_Required work_. Reproduce every entry exactly as shown.

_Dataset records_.
====
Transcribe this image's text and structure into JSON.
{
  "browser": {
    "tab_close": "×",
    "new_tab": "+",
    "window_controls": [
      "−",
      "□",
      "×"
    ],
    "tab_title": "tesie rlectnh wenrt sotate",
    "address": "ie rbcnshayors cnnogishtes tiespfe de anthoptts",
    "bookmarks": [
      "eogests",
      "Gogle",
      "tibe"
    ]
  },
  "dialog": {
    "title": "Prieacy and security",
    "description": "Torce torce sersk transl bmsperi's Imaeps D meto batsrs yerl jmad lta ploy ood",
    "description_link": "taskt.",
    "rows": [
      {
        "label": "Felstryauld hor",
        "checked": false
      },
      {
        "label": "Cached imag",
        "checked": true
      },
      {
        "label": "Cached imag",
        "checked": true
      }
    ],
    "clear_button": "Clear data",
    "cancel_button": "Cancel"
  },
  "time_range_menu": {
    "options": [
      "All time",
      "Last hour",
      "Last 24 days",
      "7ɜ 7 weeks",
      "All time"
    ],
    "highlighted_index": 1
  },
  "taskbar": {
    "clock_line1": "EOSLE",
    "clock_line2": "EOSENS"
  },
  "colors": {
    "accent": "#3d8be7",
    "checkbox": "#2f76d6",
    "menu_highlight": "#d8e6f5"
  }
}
====
_Reply_.
Transcribe this image's text and structure into JSON.
{
  "browser": {
    "tab_close": "×",
    "new_tab": "+",
    "window_controls": [
      "−",
      "□",
      "×"
    ],
    "tab_title": "tesie rlectnh wenrt sotate",
    "address": "ie rbcnshayors cnnogishtes tiespfe de anthoptts",
    "bookmarks": [
      "eogests",
      "Gogle",
      "tibe"
    ]
  },
  "dialog": {
    "title": "Prieacy and security",
    "description": "Torce torce sersk transl bmsperi's Imaeps D meto batsrs yerl jmad lta ploy ood",
    "description_link": "taskt.",
    "rows": [
      {
        "label": "Felstryauld hor",
        "checked": false
      },
      {
        "label": "Cached imag",
        "checked": true
      },
      {
        "label": "Cached imag",
        "checked": true
      }
    ],
    "clear_button": "Clear data",
    "cancel_button": "Cancel"
  },
  "time_range_menu": {
    "options": [
      "All time",
      "Last hour",
      "Last 24 days",
      "7ɜ 7 weeks",
      "All time"
    ],
    "highlighted_index": 1
  },
  "taskbar": {
    "clock_line1": "EOSLE",
    "clock_line2": "EOSENS"
  },
  "colors": {
    "accent": "#3d8be7",
    "checkbox": "#2f76d6",
    "menu_highlight": "#d8e6f5"
  }
}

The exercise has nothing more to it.